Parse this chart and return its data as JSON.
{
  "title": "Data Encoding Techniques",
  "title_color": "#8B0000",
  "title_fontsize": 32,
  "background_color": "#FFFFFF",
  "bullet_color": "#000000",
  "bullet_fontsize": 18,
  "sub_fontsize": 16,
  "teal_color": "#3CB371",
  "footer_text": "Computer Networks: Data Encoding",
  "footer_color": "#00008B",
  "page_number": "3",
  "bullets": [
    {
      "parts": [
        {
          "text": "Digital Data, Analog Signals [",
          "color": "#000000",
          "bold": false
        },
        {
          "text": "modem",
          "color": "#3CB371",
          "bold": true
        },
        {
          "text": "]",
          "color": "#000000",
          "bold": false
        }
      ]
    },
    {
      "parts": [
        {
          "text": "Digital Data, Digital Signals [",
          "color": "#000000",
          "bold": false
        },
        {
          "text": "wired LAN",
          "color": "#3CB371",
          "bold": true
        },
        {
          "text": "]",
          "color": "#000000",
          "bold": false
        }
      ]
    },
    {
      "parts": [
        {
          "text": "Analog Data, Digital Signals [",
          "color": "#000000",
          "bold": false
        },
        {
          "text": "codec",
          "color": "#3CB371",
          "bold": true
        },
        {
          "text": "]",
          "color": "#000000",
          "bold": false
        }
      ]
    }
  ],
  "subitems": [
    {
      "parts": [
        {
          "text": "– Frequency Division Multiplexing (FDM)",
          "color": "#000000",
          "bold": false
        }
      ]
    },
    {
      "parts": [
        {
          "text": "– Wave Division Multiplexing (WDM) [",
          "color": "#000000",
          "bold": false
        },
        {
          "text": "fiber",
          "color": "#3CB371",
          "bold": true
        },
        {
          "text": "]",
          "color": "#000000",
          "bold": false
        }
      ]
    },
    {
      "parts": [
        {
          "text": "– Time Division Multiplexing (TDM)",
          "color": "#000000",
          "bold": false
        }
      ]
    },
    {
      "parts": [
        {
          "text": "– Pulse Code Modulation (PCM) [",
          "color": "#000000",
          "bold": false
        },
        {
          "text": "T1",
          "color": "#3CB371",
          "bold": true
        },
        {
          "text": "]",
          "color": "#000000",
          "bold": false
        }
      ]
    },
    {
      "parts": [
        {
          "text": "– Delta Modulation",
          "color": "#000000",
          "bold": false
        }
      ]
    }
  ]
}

++++++++

* [REQUEST]: Without omitting anything, output the entries exactly.

* [CORRECT RESULT]:
Parse this chart and return its data as JSON.
{
  "title": "Data Encoding Techniques",
  "title_color": "#8B0000",
  "title_fontsize": 32,
  "background_color": "#FFFFFF",
  "bullet_color": "#000000",
  "bullet_fontsize": 18,
  "sub_fontsize": 16,
  "teal_color": "#3CB371",
  "footer_text": "Computer Networks: Data Encoding",
  "footer_color": "#00008B",
  "page_number": "3",
  "bullets": [
    {
      "parts": [
        {
          "text": "Digital Data, Analog Signals [",
          "color": "#000000",
          "bold": false
        },
        {
          "text": "modem",
          "color": "#3CB371",
          "bold": true
        },
        {
          "text": "]",
          "color": "#000000",
          "bold": false
        }
      ]
    },
    {
      "parts": [
        {
          "text": "Digital Data, Digital Signals [",
          "color": "#000000",
          "bold": false
        },
        {
          "text": "wired LAN",
          "color": "#3CB371",
          "bold": true
        },
        {
          "text": "]",
          "color": "#000000",
          "bold": false
        }
      ]
    },
    {
      "parts": [
        {
          "text": "Analog Data, Digital Signals [",
          "color": "#000000",
          "bold": false
        },
        {
          "text": "codec",
          "color": "#3CB371",
          "bold": true
        },
        {
          "text": "]",
          "color": "#000000",
          "bold": false
        }
      ]
    }
  ],
  "subitems": [
    {
      "parts": [
        {
          "text": "– Frequency Division Multiplexing (FDM)",
          "color": "#000000",
          "bold": false
        }
      ]
    },
    {
      "parts": [
        {
          "text": "– Wave Division Multiplexing (WDM) [",
          "color": "#000000",
          "bold": false
        },
        {
          "text": "fiber",
          "color": "#3CB371",
          "bold": true
        },
        {
          "text": "]",
          "color": "#000000",
          "bold": false
        }
      ]
    },
    {
      "parts": [
        {
          "text": "– Time Division Multiplexing (TDM)",
          "color": "#000000",
          "bold": false
        }
      ]
    },
    {
      "parts": [
        {
          "text": "– Pulse Code Modulation (PCM) [",
          "color": "#000000",
          "bold": false
        },
        {
          "text": "T1",
          "color": "#3CB371",
          "bold": true
        },
        {
          "text": "]",
          "color": "#000000",
          "bold": false
        }
      ]
    },
    {
      "parts": [
        {
          "text": "– Delta Modulation",
          "color": "#000000",
          "bold": false
        }
      ]
    }
  ]
}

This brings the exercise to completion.